> [Data items]

═══

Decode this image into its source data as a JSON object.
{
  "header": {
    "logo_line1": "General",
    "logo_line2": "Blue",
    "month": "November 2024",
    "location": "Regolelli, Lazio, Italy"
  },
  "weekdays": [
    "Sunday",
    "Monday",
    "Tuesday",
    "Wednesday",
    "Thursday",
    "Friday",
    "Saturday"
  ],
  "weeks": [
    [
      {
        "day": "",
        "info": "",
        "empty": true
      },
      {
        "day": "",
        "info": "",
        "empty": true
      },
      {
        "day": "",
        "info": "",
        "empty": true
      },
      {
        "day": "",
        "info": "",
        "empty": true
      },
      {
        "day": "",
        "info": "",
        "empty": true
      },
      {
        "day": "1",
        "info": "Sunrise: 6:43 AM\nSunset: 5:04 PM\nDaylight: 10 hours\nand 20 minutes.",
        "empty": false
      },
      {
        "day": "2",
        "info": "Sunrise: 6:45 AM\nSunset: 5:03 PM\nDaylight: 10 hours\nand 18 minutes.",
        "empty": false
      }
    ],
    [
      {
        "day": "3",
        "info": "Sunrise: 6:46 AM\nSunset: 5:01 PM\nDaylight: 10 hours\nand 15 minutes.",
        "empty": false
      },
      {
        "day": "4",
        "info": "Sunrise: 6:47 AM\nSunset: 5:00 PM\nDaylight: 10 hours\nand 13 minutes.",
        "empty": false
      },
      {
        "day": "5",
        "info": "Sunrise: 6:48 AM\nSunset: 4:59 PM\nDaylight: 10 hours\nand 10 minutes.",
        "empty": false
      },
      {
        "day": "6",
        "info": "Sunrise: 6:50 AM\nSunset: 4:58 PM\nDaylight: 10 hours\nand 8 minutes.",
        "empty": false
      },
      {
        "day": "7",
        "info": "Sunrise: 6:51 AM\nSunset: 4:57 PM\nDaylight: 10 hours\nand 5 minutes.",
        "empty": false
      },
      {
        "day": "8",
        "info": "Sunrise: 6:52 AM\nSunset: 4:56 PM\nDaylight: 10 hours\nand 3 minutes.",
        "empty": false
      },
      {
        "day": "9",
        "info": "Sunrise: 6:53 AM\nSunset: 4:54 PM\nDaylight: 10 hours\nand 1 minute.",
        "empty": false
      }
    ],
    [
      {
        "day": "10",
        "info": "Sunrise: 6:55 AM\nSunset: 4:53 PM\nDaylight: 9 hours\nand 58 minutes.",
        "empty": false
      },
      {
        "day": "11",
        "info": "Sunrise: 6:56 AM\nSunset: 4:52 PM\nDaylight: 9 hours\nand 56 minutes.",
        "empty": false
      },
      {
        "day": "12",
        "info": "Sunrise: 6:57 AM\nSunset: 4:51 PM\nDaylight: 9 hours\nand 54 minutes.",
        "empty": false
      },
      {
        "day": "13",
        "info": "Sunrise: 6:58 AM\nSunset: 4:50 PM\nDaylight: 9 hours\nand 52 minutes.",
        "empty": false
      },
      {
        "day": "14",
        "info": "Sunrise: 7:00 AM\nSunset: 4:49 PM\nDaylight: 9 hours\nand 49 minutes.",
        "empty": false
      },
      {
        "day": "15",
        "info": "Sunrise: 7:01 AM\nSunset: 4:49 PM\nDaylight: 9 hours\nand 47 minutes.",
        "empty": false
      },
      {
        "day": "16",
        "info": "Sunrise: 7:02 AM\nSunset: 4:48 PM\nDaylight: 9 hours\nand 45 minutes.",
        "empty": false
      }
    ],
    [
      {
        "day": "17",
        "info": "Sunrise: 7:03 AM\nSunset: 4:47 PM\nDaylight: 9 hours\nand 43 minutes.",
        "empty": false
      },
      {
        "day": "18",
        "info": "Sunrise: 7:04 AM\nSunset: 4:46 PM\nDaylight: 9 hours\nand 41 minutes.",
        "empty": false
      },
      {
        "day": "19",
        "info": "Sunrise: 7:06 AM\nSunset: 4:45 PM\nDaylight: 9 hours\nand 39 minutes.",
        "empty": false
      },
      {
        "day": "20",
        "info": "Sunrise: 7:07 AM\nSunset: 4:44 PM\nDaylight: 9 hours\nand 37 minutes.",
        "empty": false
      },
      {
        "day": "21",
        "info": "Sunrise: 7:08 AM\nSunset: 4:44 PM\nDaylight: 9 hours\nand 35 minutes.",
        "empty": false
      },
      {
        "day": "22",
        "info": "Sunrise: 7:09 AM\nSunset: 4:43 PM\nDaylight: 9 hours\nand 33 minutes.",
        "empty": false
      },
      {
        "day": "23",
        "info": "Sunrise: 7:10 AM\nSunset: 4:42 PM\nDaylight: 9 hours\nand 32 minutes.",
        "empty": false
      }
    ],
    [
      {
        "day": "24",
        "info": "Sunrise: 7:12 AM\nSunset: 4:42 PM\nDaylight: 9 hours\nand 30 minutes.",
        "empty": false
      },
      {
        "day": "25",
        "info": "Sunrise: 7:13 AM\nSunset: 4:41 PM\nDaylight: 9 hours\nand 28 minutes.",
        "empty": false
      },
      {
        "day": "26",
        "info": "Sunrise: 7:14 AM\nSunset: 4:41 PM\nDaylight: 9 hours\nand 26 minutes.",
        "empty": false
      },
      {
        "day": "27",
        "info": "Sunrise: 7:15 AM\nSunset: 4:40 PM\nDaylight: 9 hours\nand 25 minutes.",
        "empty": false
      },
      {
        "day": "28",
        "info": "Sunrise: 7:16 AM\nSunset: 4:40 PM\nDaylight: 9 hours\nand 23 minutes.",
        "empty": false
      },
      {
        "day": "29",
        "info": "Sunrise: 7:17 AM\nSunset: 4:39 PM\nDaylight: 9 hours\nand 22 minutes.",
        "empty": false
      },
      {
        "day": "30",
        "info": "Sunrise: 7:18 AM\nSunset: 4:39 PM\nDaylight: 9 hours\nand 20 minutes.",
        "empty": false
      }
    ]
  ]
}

═══

> [Prompt]
Write out the material exactly as given.

> [The answer]
Decode this image into its source data as a JSON object.
{
  "header": {
    "logo_line1": "General",
    "logo_line2": "Blue",
    "month": "November 2024",
    "location": "Regolelli, Lazio, Italy"
  },
  "weekdays": [
    "Sunday",
    "Monday",
    "Tuesday",
    "Wednesday",
    "Thursday",
    "Friday",
    "Saturday"
  ],
  "weeks": [
    [
      {
        "day": "",
        "info": "",
        "empty": true
      },
      {
        "day": "",
        "info": "",
        "empty": true
      },
      {
        "day": "",
        "info": "",
        "empty": true
      },
      {
        "day": "",
        "info": "",
        "empty": true
      },
      {
        "day": "",
        "info": "",
        "empty": true
      },
      {
        "day": "1",
        "info": "Sunrise: 6:43 AM\nSunset: 5:04 PM\nDaylight: 10 hours\nand 20 minutes.",
        "empty": false
      },
      {
        "day": "2",
        "info": "Sunrise: 6:45 AM\nSunset: 5:03 PM\nDaylight: 10 hours\nand 18 minutes.",
        "empty": false
      }
    ],
    [
      {
        "day": "3",
        "info": "Sunrise: 6:46 AM\nSunset: 5:01 PM\nDaylight: 10 hours\nand 15 minutes.",
        "empty": false
      },
      {
        "day": "4",
        "info": "Sunrise: 6:47 AM\nSunset: 5:00 PM\nDaylight: 10 hours\nand 13 minutes.",
        "empty": false
      },
      {
        "day": "5",
        "info": "Sunrise: 6:48 AM\nSunset: 4:59 PM\nDaylight: 10 hours\nand 10 minutes.",
        "empty": false
      },
      {
        "day": "6",
        "info": "Sunrise: 6:50 AM\nSunset: 4:58 PM\nDaylight: 10 hours\nand 8 minutes.",
        "empty": false
      },
      {
        "day": "7",
        "info": "Sunrise: 6:51 AM\nSunset: 4:57 PM\nDaylight: 10 hours\nand 5 minutes.",
        "empty": false
      },
      {
        "day": "8",
        "info": "Sunrise: 6:52 AM\nSunset: 4:56 PM\nDaylight: 10 hours\nand 3 minutes.",
        "empty": false
      },
      {
        "day": "9",
        "info": "Sunrise: 6:53 AM\nSunset: 4:54 PM\nDaylight: 10 hours\nand 1 minute.",
        "empty": false
      }
    ],
    [
      {
        "day": "10",
        "info": "Sunrise: 6:55 AM\nSunset: 4:53 PM\nDaylight: 9 hours\nand 58 minutes.",
        "empty": false
      },
      {
        "day": "11",
        "info": "Sunrise: 6:56 AM\nSunset: 4:52 PM\nDaylight: 9 hours\nand 56 minutes.",
        "empty": false
      },
      {
        "day": "12",
        "info": "Sunrise: 6:57 AM\nSunset: 4:51 PM\nDaylight: 9 hours\nand 54 minutes.",
        "empty": false
      },
      {
        "day": "13",
        "info": "Sunrise: 6:58 AM\nSunset: 4:50 PM\nDaylight: 9 hours\nand 52 minutes.",
        "empty": false
      },
      {
        "day": "14",
        "info": "Sunrise: 7:00 AM\nSunset: 4:49 PM\nDaylight: 9 hours\nand 49 minutes.",
        "empty": false
      },
      {
        "day": "15",
        "info": "Sunrise: 7:01 AM\nSunset: 4:49 PM\nDaylight: 9 hours\nand 47 minutes.",
        "empty": false
      },
      {
        "day": "16",
        "info": "Sunrise: 7:02 AM\nSunset: 4:48 PM\nDaylight: 9 hours\nand 45 minutes.",
        "empty": false
      }
    ],
    [
      {
        "day": "17",
        "info": "Sunrise: 7:03 AM\nSunset: 4:47 PM\nDaylight: 9 hours\nand 43 minutes.",
        "empty": false
      },
      {
        "day": "18",
        "info": "Sunrise: 7:04 AM\nSunset: 4:46 PM\nDaylight: 9 hours\nand 41 minutes.",
        "empty": false
      },
      {
        "day": "19",
        "info": "Sunrise: 7:06 AM\nSunset: 4:45 PM\nDaylight: 9 hours\nand 39 minutes.",
        "empty": false
      },
      {
        "day": "20",
        "info": "Sunrise: 7:07 AM\nSunset: 4:44 PM\nDaylight: 9 hours\nand 37 minutes.",
        "empty": false
      },
      {
        "day": "21",
        "info": "Sunrise: 7:08 AM\nSunset: 4:44 PM\nDaylight: 9 hours\nand 35 minutes.",
        "empty": false
      },
      {
        "day": "22",
        "info": "Sunrise: 7:09 AM\nSunset: 4:43 PM\nDaylight: 9 hours\nand 33 minutes.",
        "empty": false
      },
      {
        "day": "23",
        "info": "Sunrise: 7:10 AM\nSunset: 4:42 PM\nDaylight: 9 hours\nand 32 minutes.",
        "empty": false
      }
    ],
    [
      {
        "day": "24",
        "info": "Sunrise: 7:12 AM\nSunset: 4:42 PM\nDaylight: 9 hours\nand 30 minutes.",
        "empty": false
      },
      {
        "day": "25",
        "info": "Sunrise: 7:13 AM\nSunset: 4:41 PM\nDaylight: 9 hours\nand 28 minutes.",
        "empty": false
      },
      {
        "day": "26",
        "info": "Sunrise: 7:14 AM\nSunset: 4:41 PM\nDaylight: 9 hours\nand 26 minutes.",
        "empty": false
      },
      {
        "day": "27",
        "info": "Sunrise: 7:15 AM\nSunset: 4:40 PM\nDaylight: 9 hours\nand 25 minutes.",
        "empty": false
      },
      {
        "day": "28",
        "info": "Sunrise: 7:16 AM\nSunset: 4:40 PM\nDaylight: 9 hours\nand 23 minutes.",
        "empty": false
      },
      {
        "day": "29",
        "info": "Sunrise: 7:17 AM\nSunset: 4:39 PM\nDaylight: 9 hours\nand 22 minutes.",
        "empty": false
      },
      {
        "day": "30",
        "info": "Sunrise: 7:18 AM\nSunset: 4:39 PM\nDaylight: 9 hours\nand 20 minutes.",
        "empty": false
      }
    ]
  ]
}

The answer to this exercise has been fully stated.